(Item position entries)
- - -

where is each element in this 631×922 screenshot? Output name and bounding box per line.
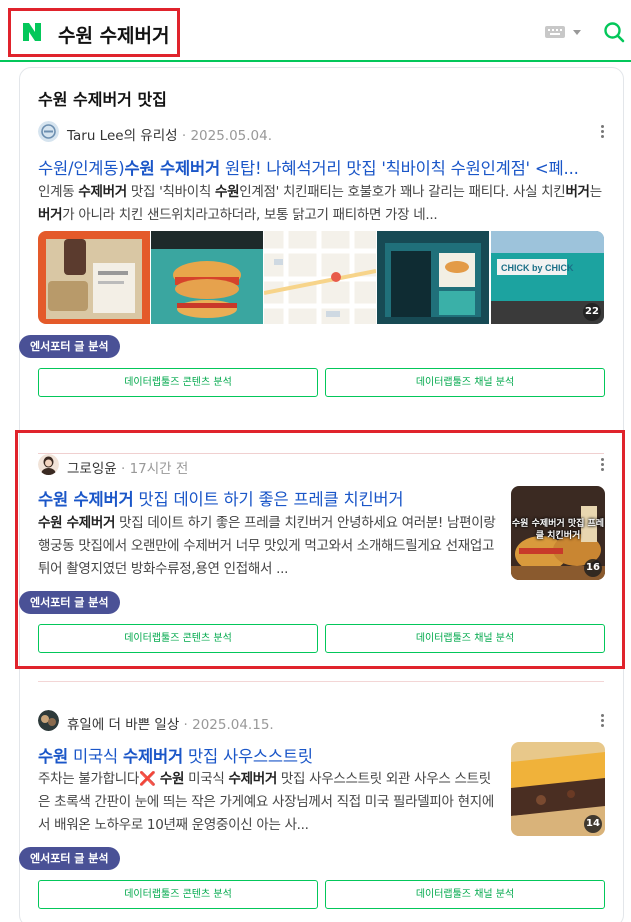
photo-thumbnail[interactable] xyxy=(377,231,489,324)
section-title: 수원 수제버거 맛집 xyxy=(38,90,167,109)
keyword-highlight: 수원 xyxy=(155,771,185,787)
search-icon[interactable] xyxy=(603,21,625,43)
naver-logo-icon[interactable] xyxy=(22,22,42,42)
more-options-icon[interactable] xyxy=(600,125,604,139)
content-analysis-button[interactable]: 데이터랩툴즈 콘텐츠 분석 xyxy=(38,880,318,909)
keyword-highlight: 수제버거 xyxy=(78,184,127,200)
influencer-analysis-tag[interactable]: 엔서포터 글 분석 xyxy=(19,335,120,358)
keyword-highlight: 수원 xyxy=(214,184,240,200)
keyword-highlight: 버거 xyxy=(565,184,590,200)
post-divider xyxy=(38,681,604,682)
text-segment: 인계점' 치킨패티는 호불호가 꽤나 갈리는 패티다. 사실 치킨 xyxy=(239,184,566,200)
text-segment: ❌ xyxy=(138,771,156,787)
text-segment: 는 xyxy=(589,184,602,200)
search-box[interactable]: 수원 수제버거 xyxy=(8,8,180,57)
post-snippet: 주차는 불가합니다❌ 수원 미국식 수제버거 맛집 사우스스트릿 외관 사우스 … xyxy=(38,768,496,837)
post-date: 2025.05.04. xyxy=(190,128,273,144)
keyword-highlight: 버거 xyxy=(38,207,63,223)
photo-thumbnail[interactable] xyxy=(38,231,150,324)
influencer-analysis-tag[interactable]: 엔서포터 글 분석 xyxy=(19,847,120,870)
author-line[interactable]: Taru Lee의 유리성 · 2025.05.04. xyxy=(67,124,272,144)
highlight-box xyxy=(15,430,625,669)
author-name[interactable]: Taru Lee의 유리성 xyxy=(67,128,178,144)
keyword-highlight: 수제버거 xyxy=(228,771,277,787)
post-title[interactable]: 수원 미국식 수제버거 맛집 사우스스트릿 xyxy=(38,743,503,767)
header-divider xyxy=(0,60,631,62)
author-line[interactable]: 휴일에 더 바쁜 일상 · 2025.04.15. xyxy=(67,713,274,733)
channel-analysis-button[interactable]: 데이터랩툴즈 채널 분석 xyxy=(325,368,605,397)
more-options-icon[interactable] xyxy=(600,714,604,728)
text-segment: 미국식 xyxy=(67,747,123,766)
image-strip[interactable]: CHICK by CHICK 22 xyxy=(38,231,604,324)
post-date: 2025.04.15. xyxy=(192,717,274,733)
author-name[interactable]: 휴일에 더 바쁜 일상 xyxy=(67,717,179,733)
search-header: 수원 수제버거 xyxy=(0,0,631,62)
text-segment: 가 아니라 치킨 샌드위치라고하더라, 보통 닭고기 패티하면 가장 네... xyxy=(62,207,438,223)
text-segment: 주차는 불가합니다 xyxy=(38,771,139,787)
keyboard-icon[interactable] xyxy=(545,26,565,38)
image-count-badge: 22 xyxy=(583,303,601,321)
search-query[interactable]: 수원 수제버거 xyxy=(58,21,170,48)
chevron-down-icon[interactable] xyxy=(573,30,581,35)
post-snippet: 인계동 수제버거 맛집 '칙바이칙 수원인계점' 치킨패티는 호불호가 꽤나 갈… xyxy=(38,181,604,227)
post-thumbnail[interactable]: 14 xyxy=(511,742,605,836)
keyword-highlight: 수원 xyxy=(38,747,68,766)
svg-text:CHICK by CHICK: CHICK by CHICK xyxy=(501,263,574,273)
avatar[interactable] xyxy=(38,710,59,731)
text-segment: 원탑! 나혜석거리 맛집 '칙바이칙 수원인계점' <폐... xyxy=(219,159,579,178)
photo-thumbnail[interactable] xyxy=(151,231,263,324)
keyword-highlight: 수원 수제버거 xyxy=(124,159,221,178)
map-thumbnail[interactable] xyxy=(264,231,376,324)
channel-analysis-button[interactable]: 데이터랩툴즈 채널 분석 xyxy=(325,880,605,909)
content-analysis-button[interactable]: 데이터랩툴즈 콘텐츠 분석 xyxy=(38,368,318,397)
text-segment: 미국식 xyxy=(184,771,229,787)
text-segment: 수원/인계동) xyxy=(38,159,125,178)
post-title[interactable]: 수원/인계동)수원 수제버거 원탑! 나혜석거리 맛집 '칙바이칙 수원인계점'… xyxy=(38,155,598,179)
text-segment: 맛집 사우스스트릿 xyxy=(182,747,313,766)
text-segment: 맛집 '칙바이칙 xyxy=(126,184,215,200)
text-segment: 인계동 xyxy=(38,184,79,200)
avatar[interactable] xyxy=(38,121,59,142)
keyword-highlight: 수제버거 xyxy=(123,747,183,766)
image-count-badge: 14 xyxy=(584,815,602,833)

- - -

■ **Brief**
Extract every line from the items above and reproduce each one unchanged, leaving the pictures out of your answer.

■ **Output below**
where is each element in this 631×922 screenshot? Output name and bounding box per line.
photo-thumbnail[interactable] xyxy=(377,231,489,324)
section-title: 수원 수제버거 맛집 xyxy=(38,90,167,109)
keyword-highlight: 수원 xyxy=(155,771,185,787)
search-icon[interactable] xyxy=(603,21,625,43)
naver-logo-icon[interactable] xyxy=(22,22,42,42)
more-options-icon[interactable] xyxy=(600,125,604,139)
content-analysis-button[interactable]: 데이터랩툴즈 콘텐츠 분석 xyxy=(38,880,318,909)
keyword-highlight: 수제버거 xyxy=(78,184,127,200)
influencer-analysis-tag[interactable]: 엔서포터 글 분석 xyxy=(19,335,120,358)
keyword-highlight: 수원 xyxy=(214,184,240,200)
keyword-highlight: 버거 xyxy=(565,184,590,200)
post-divider xyxy=(38,681,604,682)
text-segment: 인계점' 치킨패티는 호불호가 꽤나 갈리는 패티다. 사실 치킨 xyxy=(239,184,566,200)
text-segment: ❌ xyxy=(138,771,156,787)
text-segment: 는 xyxy=(589,184,602,200)
search-box[interactable]: 수원 수제버거 xyxy=(8,8,180,57)
post-snippet: 주차는 불가합니다❌ 수원 미국식 수제버거 맛집 사우스스트릿 외관 사우스 … xyxy=(38,768,496,837)
post-date: 2025.05.04. xyxy=(190,128,273,144)
keyword-highlight: 버거 xyxy=(38,207,63,223)
photo-thumbnail[interactable] xyxy=(38,231,150,324)
influencer-analysis-tag[interactable]: 엔서포터 글 분석 xyxy=(19,847,120,870)
author-line[interactable]: Taru Lee의 유리성 · 2025.05.04. xyxy=(67,124,272,144)
highlight-box xyxy=(15,430,625,669)
author-name[interactable]: Taru Lee의 유리성 xyxy=(67,128,178,144)
keyword-highlight: 수제버거 xyxy=(228,771,277,787)
post-title[interactable]: 수원 미국식 수제버거 맛집 사우스스트릿 xyxy=(38,743,503,767)
header-divider xyxy=(0,60,631,62)
author-line[interactable]: 휴일에 더 바쁜 일상 · 2025.04.15. xyxy=(67,713,274,733)
channel-analysis-button[interactable]: 데이터랩툴즈 채널 분석 xyxy=(325,368,605,397)
more-options-icon[interactable] xyxy=(600,714,604,728)
text-segment: 미국식 xyxy=(67,747,123,766)
image-strip[interactable]: CHICK by CHICK 22 xyxy=(38,231,604,324)
post-date: 2025.04.15. xyxy=(192,717,274,733)
author-name[interactable]: 휴일에 더 바쁜 일상 xyxy=(67,717,179,733)
search-header: 수원 수제버거 xyxy=(0,0,631,62)
text-segment: 가 아니라 치킨 샌드위치라고하더라, 보통 닭고기 패티하면 가장 네... xyxy=(62,207,438,223)
text-segment: 주차는 불가합니다 xyxy=(38,771,139,787)
keyboard-icon[interactable] xyxy=(545,26,565,38)
image-count-badge: 22 xyxy=(583,303,601,321)
search-query[interactable]: 수원 수제버거 xyxy=(58,21,170,48)
chevron-down-icon[interactable] xyxy=(573,30,581,35)
post-snippet: 인계동 수제버거 맛집 '칙바이칙 수원인계점' 치킨패티는 호불호가 꽤나 갈… xyxy=(38,181,604,227)
post-thumbnail[interactable]: 14 xyxy=(511,742,605,836)
keyword-highlight: 수원 xyxy=(38,747,68,766)
svg-text:CHICK by CHICK: CHICK by CHICK xyxy=(501,263,574,273)
avatar[interactable] xyxy=(38,710,59,731)
text-segment: 원탑! 나혜석거리 맛집 '칙바이칙 수원인계점' <폐... xyxy=(219,159,579,178)
photo-thumbnail[interactable] xyxy=(151,231,263,324)
keyword-highlight: 수원 수제버거 xyxy=(124,159,221,178)
map-thumbnail[interactable] xyxy=(264,231,376,324)
channel-analysis-button[interactable]: 데이터랩툴즈 채널 분석 xyxy=(325,880,605,909)
content-analysis-button[interactable]: 데이터랩툴즈 콘텐츠 분석 xyxy=(38,368,318,397)
text-segment: 미국식 xyxy=(184,771,229,787)
text-segment: 수원/인계동) xyxy=(38,159,125,178)
post-title[interactable]: 수원/인계동)수원 수제버거 원탑! 나혜석거리 맛집 '칙바이칙 수원인계점'… xyxy=(38,155,598,179)
text-segment: 맛집 사우스스트릿 xyxy=(182,747,313,766)
text-segment: 맛집 '칙바이칙 xyxy=(126,184,215,200)
text-segment: 인계동 xyxy=(38,184,79,200)
avatar[interactable] xyxy=(38,121,59,142)
keyword-highlight: 수제버거 xyxy=(123,747,183,766)
image-count-badge: 14 xyxy=(584,815,602,833)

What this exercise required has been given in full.